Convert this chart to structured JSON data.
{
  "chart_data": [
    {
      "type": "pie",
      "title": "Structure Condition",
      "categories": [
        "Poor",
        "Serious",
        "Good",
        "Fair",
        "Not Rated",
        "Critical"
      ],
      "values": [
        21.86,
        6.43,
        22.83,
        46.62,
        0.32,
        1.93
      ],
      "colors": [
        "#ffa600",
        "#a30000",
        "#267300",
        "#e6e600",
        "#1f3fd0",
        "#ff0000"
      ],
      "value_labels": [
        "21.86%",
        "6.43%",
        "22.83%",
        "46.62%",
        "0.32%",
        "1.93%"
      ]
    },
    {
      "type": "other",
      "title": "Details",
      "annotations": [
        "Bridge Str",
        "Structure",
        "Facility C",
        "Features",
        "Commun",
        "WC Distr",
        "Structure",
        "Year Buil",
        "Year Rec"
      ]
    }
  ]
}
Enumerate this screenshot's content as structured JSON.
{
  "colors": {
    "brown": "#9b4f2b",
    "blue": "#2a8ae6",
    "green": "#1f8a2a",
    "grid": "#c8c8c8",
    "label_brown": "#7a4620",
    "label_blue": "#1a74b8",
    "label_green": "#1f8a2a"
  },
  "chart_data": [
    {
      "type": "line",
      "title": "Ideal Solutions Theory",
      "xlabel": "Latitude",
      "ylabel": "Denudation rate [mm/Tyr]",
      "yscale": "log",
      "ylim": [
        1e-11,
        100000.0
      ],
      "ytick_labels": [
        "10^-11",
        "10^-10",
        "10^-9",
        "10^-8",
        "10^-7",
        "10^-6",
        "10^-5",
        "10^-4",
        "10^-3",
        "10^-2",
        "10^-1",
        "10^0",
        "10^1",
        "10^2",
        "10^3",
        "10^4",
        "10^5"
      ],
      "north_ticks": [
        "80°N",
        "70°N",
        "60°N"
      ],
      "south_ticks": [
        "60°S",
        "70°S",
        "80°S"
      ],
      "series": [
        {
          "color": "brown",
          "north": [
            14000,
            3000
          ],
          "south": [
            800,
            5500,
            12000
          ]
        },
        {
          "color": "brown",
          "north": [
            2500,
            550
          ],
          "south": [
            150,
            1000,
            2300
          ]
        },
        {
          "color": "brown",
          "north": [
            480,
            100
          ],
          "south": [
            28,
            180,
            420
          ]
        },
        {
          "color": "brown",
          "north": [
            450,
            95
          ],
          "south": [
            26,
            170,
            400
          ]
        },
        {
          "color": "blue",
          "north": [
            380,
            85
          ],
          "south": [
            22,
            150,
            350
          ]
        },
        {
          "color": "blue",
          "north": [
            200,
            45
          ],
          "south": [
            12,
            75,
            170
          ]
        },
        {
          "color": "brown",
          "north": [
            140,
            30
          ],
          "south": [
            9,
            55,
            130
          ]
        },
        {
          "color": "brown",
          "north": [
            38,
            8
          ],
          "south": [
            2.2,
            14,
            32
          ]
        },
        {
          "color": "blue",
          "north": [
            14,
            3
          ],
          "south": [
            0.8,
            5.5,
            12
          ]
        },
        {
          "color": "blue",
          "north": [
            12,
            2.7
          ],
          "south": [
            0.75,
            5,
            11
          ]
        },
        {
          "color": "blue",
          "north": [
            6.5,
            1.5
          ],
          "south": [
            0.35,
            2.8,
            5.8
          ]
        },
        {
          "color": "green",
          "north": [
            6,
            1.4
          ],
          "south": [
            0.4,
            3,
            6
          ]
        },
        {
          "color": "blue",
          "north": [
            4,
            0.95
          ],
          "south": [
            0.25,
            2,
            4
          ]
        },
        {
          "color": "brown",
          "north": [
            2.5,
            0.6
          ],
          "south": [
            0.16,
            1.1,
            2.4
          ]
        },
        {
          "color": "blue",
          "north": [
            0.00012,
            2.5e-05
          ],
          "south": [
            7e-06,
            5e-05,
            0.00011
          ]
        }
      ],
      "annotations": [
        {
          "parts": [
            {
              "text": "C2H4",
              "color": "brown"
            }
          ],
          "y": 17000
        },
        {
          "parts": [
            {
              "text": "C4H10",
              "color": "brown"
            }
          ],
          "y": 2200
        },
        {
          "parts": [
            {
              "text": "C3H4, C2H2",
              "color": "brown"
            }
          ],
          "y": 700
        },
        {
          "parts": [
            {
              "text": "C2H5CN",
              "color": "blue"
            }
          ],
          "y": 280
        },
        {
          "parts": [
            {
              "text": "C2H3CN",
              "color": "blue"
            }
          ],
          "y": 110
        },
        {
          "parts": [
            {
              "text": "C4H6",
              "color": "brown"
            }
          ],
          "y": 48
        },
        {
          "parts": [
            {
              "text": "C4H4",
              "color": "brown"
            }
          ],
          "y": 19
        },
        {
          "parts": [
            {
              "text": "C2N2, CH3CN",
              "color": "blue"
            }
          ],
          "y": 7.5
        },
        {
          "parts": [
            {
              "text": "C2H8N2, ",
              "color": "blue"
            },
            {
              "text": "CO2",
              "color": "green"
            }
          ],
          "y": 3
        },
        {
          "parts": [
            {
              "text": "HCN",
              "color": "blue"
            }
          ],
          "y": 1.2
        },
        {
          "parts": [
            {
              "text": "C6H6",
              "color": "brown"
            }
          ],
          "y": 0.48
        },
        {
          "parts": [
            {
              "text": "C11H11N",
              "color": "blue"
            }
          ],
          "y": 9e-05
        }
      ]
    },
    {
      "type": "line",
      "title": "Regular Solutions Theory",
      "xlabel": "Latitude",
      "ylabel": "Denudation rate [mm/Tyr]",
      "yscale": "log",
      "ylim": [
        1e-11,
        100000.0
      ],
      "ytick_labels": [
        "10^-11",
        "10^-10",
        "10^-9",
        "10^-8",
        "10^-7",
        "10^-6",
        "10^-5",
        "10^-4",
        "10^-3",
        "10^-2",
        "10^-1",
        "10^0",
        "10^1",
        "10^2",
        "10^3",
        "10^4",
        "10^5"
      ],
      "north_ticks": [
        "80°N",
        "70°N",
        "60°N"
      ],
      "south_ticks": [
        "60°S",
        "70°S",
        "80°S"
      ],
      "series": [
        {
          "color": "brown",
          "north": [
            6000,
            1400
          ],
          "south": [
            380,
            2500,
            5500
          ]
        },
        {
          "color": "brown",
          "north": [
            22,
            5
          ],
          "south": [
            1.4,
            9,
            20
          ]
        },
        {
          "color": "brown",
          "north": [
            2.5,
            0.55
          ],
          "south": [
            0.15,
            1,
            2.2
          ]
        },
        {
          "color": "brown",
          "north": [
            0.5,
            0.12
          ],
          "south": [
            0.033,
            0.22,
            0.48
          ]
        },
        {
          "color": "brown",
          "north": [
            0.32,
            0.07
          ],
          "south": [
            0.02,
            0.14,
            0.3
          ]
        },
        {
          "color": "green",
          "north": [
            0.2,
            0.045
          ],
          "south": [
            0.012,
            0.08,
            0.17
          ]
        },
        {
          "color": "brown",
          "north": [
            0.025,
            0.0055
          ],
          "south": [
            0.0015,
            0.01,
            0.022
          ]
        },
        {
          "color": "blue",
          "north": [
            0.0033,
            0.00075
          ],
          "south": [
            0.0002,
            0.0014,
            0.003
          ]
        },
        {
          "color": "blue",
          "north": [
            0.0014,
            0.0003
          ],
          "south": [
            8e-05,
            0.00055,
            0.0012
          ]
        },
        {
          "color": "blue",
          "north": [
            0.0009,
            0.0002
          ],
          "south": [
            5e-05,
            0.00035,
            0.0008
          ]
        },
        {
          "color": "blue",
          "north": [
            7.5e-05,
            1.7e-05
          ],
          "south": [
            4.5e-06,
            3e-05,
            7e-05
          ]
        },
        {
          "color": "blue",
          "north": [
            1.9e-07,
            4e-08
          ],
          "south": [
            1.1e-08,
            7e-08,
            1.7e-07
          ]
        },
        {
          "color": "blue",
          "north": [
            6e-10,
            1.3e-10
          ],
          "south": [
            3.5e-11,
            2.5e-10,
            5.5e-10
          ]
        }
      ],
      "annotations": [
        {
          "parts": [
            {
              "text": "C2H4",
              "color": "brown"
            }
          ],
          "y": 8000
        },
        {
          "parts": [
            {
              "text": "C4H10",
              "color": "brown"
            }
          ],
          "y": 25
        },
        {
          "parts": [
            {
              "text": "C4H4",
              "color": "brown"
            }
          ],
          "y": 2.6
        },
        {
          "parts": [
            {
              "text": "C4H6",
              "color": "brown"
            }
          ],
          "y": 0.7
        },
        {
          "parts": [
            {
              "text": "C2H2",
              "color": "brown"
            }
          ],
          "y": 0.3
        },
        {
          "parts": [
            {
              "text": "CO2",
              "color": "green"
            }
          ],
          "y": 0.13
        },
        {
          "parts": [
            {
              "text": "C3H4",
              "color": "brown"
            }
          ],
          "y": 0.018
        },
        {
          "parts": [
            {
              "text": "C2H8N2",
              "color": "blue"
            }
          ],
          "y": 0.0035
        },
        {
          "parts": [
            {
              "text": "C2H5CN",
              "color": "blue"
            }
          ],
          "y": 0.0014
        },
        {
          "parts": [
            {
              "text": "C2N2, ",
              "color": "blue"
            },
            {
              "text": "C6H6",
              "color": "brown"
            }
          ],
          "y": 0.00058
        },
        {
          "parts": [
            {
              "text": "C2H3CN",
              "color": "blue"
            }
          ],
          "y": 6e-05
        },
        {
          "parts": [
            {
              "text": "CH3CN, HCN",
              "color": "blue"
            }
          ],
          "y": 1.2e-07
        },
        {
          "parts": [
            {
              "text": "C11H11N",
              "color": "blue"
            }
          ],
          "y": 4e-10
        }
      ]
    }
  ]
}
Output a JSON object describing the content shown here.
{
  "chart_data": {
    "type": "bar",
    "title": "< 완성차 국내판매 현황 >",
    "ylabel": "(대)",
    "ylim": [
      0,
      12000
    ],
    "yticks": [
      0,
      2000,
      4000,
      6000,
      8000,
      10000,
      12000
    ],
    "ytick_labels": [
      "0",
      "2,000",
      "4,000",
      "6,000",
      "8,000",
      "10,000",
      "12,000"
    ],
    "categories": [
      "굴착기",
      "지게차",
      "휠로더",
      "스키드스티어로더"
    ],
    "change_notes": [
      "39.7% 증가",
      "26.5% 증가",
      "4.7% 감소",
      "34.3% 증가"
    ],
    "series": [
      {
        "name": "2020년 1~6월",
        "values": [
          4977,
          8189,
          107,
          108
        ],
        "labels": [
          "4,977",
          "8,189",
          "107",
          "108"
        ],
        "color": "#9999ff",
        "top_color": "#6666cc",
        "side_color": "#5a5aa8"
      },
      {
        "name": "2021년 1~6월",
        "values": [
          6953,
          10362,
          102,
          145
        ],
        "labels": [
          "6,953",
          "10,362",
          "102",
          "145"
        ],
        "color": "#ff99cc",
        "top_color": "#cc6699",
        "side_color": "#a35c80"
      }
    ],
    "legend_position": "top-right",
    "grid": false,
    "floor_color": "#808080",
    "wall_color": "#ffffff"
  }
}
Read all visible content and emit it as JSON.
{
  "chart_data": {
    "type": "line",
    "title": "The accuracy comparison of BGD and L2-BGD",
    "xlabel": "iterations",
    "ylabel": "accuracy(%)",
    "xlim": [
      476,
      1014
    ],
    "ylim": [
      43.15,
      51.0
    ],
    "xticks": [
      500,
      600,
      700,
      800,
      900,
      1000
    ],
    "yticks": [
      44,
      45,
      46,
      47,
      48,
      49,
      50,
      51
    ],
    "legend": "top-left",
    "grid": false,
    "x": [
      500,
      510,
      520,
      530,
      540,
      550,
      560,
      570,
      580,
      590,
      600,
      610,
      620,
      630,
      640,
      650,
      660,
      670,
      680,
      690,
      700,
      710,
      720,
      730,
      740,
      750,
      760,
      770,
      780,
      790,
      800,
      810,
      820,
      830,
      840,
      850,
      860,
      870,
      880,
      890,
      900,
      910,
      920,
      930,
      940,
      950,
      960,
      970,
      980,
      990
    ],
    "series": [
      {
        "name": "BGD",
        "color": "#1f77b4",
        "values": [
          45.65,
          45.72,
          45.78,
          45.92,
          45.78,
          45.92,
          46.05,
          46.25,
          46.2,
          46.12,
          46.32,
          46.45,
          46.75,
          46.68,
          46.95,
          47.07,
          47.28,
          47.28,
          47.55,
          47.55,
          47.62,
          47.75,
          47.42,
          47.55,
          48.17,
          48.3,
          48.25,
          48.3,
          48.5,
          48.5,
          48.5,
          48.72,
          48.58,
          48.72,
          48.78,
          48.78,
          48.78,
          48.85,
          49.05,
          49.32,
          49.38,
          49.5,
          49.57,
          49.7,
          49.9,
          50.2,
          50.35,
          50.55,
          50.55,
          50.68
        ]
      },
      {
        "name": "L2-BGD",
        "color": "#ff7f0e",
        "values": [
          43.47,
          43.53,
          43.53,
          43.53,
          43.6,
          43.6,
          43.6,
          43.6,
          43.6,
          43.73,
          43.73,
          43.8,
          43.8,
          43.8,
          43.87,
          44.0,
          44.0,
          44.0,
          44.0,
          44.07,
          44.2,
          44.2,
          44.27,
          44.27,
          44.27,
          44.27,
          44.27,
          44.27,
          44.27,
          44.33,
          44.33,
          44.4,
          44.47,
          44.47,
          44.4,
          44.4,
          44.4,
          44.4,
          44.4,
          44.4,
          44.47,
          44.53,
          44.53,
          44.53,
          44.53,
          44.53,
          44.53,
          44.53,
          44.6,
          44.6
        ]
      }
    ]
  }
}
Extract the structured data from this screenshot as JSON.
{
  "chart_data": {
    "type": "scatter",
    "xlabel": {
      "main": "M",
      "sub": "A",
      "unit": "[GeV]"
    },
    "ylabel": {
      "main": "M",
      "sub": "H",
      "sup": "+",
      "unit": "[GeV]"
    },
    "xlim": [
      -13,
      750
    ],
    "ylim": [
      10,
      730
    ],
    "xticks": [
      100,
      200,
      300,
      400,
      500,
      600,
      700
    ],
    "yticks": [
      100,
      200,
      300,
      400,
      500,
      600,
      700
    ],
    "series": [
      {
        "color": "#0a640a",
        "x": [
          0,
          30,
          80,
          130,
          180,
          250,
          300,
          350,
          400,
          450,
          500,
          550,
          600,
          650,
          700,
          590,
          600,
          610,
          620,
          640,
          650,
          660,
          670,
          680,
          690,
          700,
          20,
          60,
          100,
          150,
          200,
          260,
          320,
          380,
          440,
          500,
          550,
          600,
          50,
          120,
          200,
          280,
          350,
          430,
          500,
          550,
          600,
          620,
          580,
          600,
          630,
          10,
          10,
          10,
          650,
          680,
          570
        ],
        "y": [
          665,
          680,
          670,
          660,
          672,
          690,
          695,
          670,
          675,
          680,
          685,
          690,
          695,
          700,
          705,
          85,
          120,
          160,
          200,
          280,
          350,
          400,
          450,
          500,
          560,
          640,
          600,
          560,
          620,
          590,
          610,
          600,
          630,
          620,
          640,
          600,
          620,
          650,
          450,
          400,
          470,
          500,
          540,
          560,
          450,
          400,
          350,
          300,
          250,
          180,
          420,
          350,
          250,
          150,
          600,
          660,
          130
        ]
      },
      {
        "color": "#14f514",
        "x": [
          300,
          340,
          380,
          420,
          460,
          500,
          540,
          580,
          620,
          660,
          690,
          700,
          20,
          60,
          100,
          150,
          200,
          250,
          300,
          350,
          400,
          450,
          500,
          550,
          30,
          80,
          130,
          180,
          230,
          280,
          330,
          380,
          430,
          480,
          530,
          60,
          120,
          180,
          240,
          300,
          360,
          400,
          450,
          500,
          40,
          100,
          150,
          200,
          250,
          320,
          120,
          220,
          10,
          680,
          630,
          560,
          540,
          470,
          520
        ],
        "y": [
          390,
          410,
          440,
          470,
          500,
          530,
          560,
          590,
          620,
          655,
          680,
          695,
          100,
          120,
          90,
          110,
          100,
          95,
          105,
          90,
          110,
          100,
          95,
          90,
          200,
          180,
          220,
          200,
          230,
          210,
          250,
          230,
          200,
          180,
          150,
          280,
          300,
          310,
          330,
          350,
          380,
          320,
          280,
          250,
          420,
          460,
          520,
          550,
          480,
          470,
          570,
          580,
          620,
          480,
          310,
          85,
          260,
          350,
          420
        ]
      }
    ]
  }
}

- **Exercise goal**:
Report only the number of lines in the listing that contain the word "content".

- **Correct result**:
3